What the exercise asks | Once every line in the data that follows has been checked for the word "Journal", give only the number of lines that hold it.

::::::::::

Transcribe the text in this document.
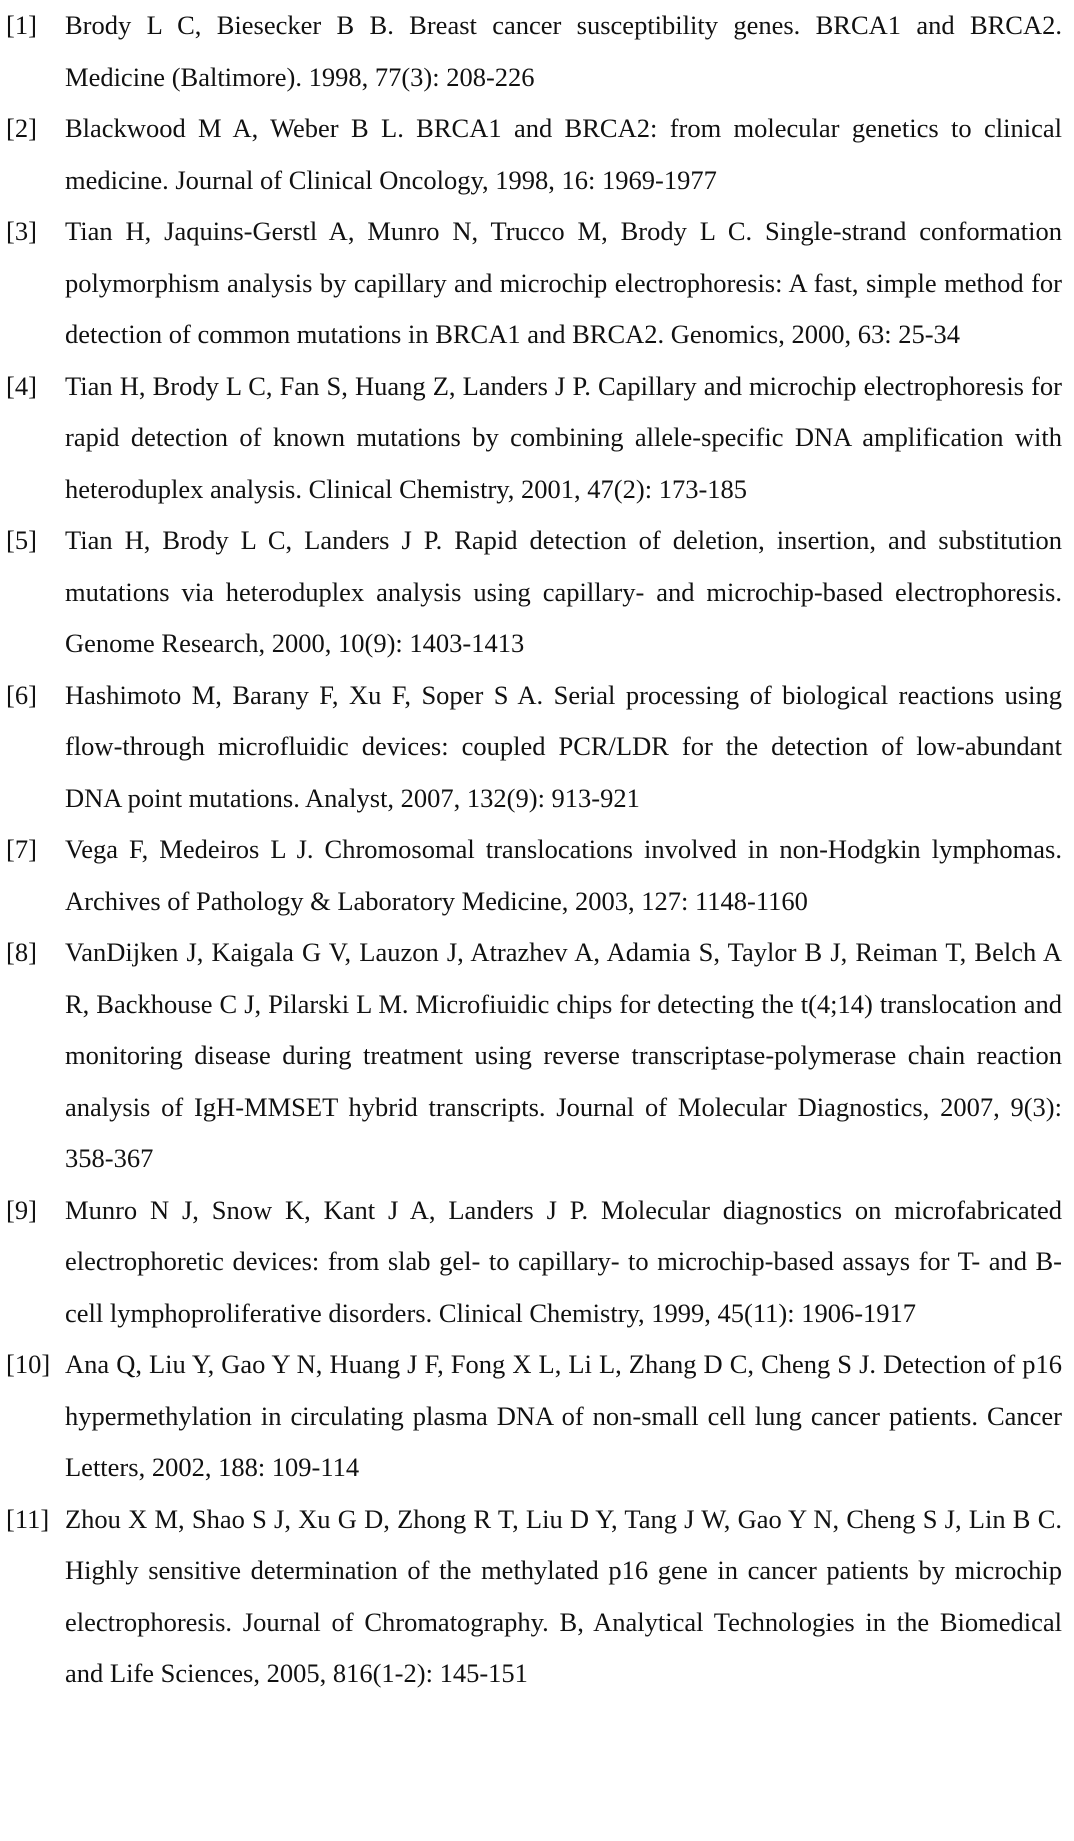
[1] Brody L C, Biesecker B B. Breast cancer susceptibility genes. BRCA1 and BRCA2. Medicine (Baltimore). 1998, 77(3): 208-226
[2] Blackwood M A, Weber B L. BRCA1 and BRCA2: from molecular genetics to clinical medicine. Journal of Clinical Oncology, 1998, 16: 1969-1977
[3] Tian H, Jaquins-Gerstl A, Munro N, Trucco M, Brody L C. Single-strand conformation polymorphism analysis by capillary and microchip electrophoresis: A fast, simple method for detection of common mutations in BRCA1 and BRCA2. Genomics, 2000, 63: 25-34
[4] Tian H, Brody L C, Fan S, Huang Z, Landers J P. Capillary and microchip electrophoresis for rapid detection of known mutations by combining allele-specific DNA amplification with heteroduplex analysis. Clinical Chemistry, 2001, 47(2): 173-185
[5] Tian H, Brody L C, Landers J P. Rapid detection of deletion, insertion, and substitution mutations via heteroduplex analysis using capillary- and microchip-based electrophoresis. Genome Research, 2000, 10(9): 1403-1413
[6] Hashimoto M, Barany F, Xu F, Soper S A. Serial processing of biological reactions using flow-through microfluidic devices: coupled PCR/LDR for the detection of low-abundant DNA point mutations. Analyst, 2007, 132(9): 913-921
[7] Vega F, Medeiros L J. Chromosomal translocations involved in non-Hodgkin lymphomas. Archives of Pathology & Laboratory Medicine, 2003, 127: 1148-1160
[8] VanDijken J, Kaigala G V, Lauzon J, Atrazhev A, Adamia S, Taylor B J, Reiman T, Belch A R, Backhouse C J, Pilarski L M. Microfiuidic chips for detecting the t(4;14) translocation and monitoring disease during treatment using reverse transcriptase-polymerase chain reaction analysis of IgH-MMSET hybrid transcripts. Journal of Molecular Diagnostics, 2007, 9(3): 358-367
[9] Munro N J, Snow K, Kant J A, Landers J P. Molecular diagnostics on microfabricated electrophoretic devices: from slab gel- to capillary- to microchip-based assays for T- and B-cell lymphoproliferative disorders. Clinical Chemistry, 1999, 45(11): 1906-1917
[10] Ana Q, Liu Y, Gao Y N, Huang J F, Fong X L, Li L, Zhang D C, Cheng S J. Detection of p16 hypermethylation in circulating plasma DNA of non-small cell lung cancer patients. Cancer Letters, 2002, 188: 109-114
[11] Zhou X M, Shao S J, Xu G D, Zhong R T, Liu D Y, Tang J W, Gao Y N, Cheng S J, Lin B C. Highly sensitive determination of the methylated p16 gene in cancer patients by microchip electrophoresis. Journal of Chromatography. B, Analytical Technologies in the Biomedical and Life Sciences, 2005, 816(1-2): 145-151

::::::::::

Response to this task | 3